44. The method of claim 43, wherein said first lift mechanism
includes a master control box, and said second lift mechanism
includes a slave control box, wherein said master control box and
said slave control box communicate by said wireless signals.
45. The method of claim 43, further comprising: providing height
sensors on first and second lift mechanisms; and determining the
height of the vehicle relative to the surface at said first and
second lift mechanisms.
46. The method of claim 45, further comprising: sending the height
of the vehicle at said second lift mechanism to said first lift
mechanism by a wireless communication; comparing the height of the
vehicle at the second lift mechanism with the height of the vehicle
at the first lift mechanism; and adjusting the movement of the
vehicle so that said first lift mechanism moves the vehicle in
coordination with said second lift mechanism.
47. The method of claim 43, wherein first and second lift
mechanisms move the vehicle using a rechargeable power source.
48. The method of claim 43, wherein said first and second lift
mechanisms move the vehicle using separate power sources.
49. The method of claim 43, further comprising operating said first
and second lift mechanisms independent of one another.
Description
STATEMENT REGARDING FEDERALLY SPONSORED RESEARCH OR DEVELOPMENT
Not Applicable.
BACKGROUND OF THE INVENTION
The present invention relates to a coordinated lift system. In
particular, the present invention relates to a coordinated lift
system having at least two lift mechanisms that communicate by
wireless signals to coordinate the raising and lowering of a
vehicle.
The need to lift a vehicle from the ground for service work is well
established. For instance, it is often necessary to lift a vehicle
for tire rotation or replacement, steering alignment, oil changes,
brake inspections, exhaust work and other automotive maintenance.
Traditionally, lifting a vehicle has been accomplished through the
use of equipment that is built-in to the service facility. These
built-in units are located at a fixed location at the service
facility and adapted to contact the vehicle frame to lift the
vehicle from the ground. However, built-in units are very expensive
and sometimes impractical due to their immobility.
In an effort to increase mobility and reduce the need to invest in
permanent lifting equipment, a device commonly known as a mobile
column lift (MCL) was developed. A set of MCL's are typically used
to independently engage each of the tires and lift the vehicle from
the ground. Using a basic form of MCL's to lift a vehicle in a
generally level orientation, a user must go back and forth between
each MCL to incrementally raise each of the MCL's until the vehicle
reaches the desired height or involve several people. While this
MCL is less expensive and provides more mobility than the built-in
units, using a plurality of MCL's to lift the vehicle is a time
consuming and tedious process.
Another method for lifting a vehicle using multiple MCL's is
described in U.S. Pat. No. 6,315,079 to Berends et al. The lifting
device in Berends includes using a number connecting lines or wires
to connect the MCL's to one another. Even through the lines or
wires that are connected between the MCL's allow the vehicle to be
raised or lowered in a uniform fashion, this device also suffers
from a number of drawbacks and deficiencies. For instance, the
lines and wires used to connect the MCL's extend across and are
looped within the working area. The presence of the wires and lines
in the work area poses a hazard to people working near the vehicle.

:::::

DIRECTION A
Mark each statement about the lift-system passage yes or no, quoting the words of the passage that decide it.
(i) Built-in lifting units sit at a fixed location at the service facility.
(ii) The Berends device links its MCL's by wireless signals.
(iii) Claim 48 has the first and second lift mechanisms share one power source.
DIRECTION B
Answer each question from the lift-system passage.
(i) In claim 44, which lift mechanism includes the slave control box?
(ii) What is the device developed to increase mobility commonly known as?
(iii) What patent number is given for the Berends reference?
DIRECTION C
Reproduce the lift-system passage word for word, everything from "47. The method" down to "separate power sources.".

DATASET EXTRACT
:::::

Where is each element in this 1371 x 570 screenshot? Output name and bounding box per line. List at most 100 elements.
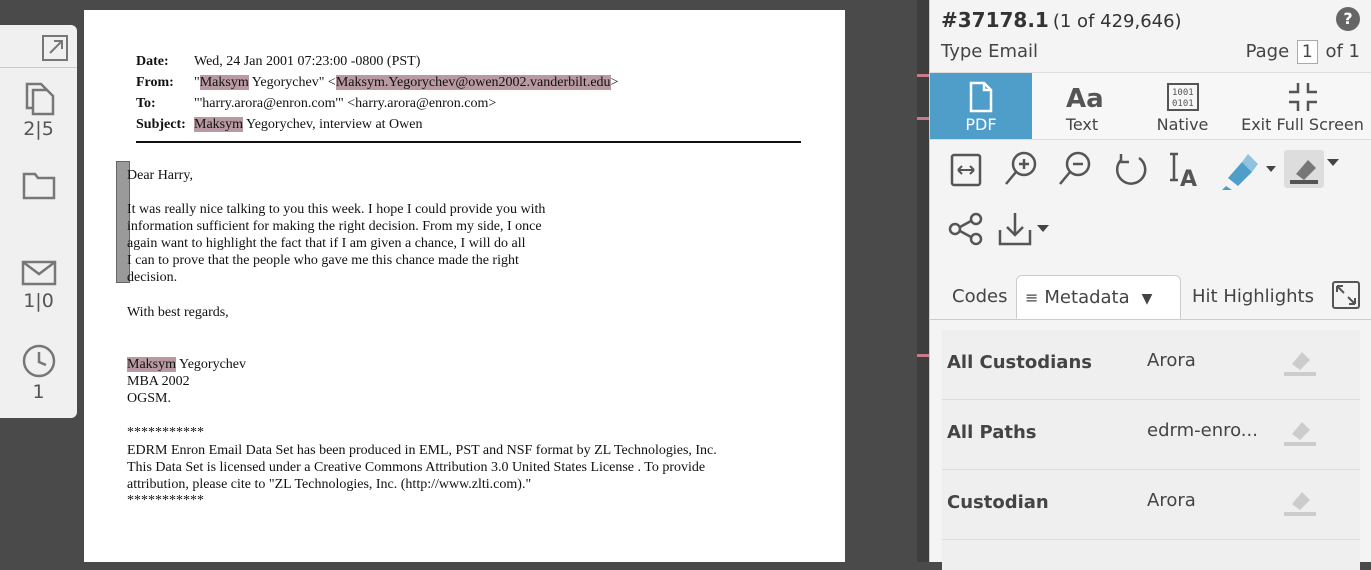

:::::

TASK OUTPUT A
(i) Yes: "These built-in units are located at a fixed location at the service facility"
(ii) No: "includes using a number connecting lines or wires to connect the MCL's to one another"
(iii) No: "move the vehicle using separate power sources"

TASK OUTPUT B
(i) The second lift mechanism.
(ii) A mobile column lift (MCL).
(iii) U.S. Pat. No. 6,315,079.

TASK OUTPUT C
47. The method of claim 43, wherein first and second lift
mechanisms move the vehicle using a rechargeable power source.
48. The method of claim 43, wherein said first and second lift
mechanisms move the vehicle using separate power sources.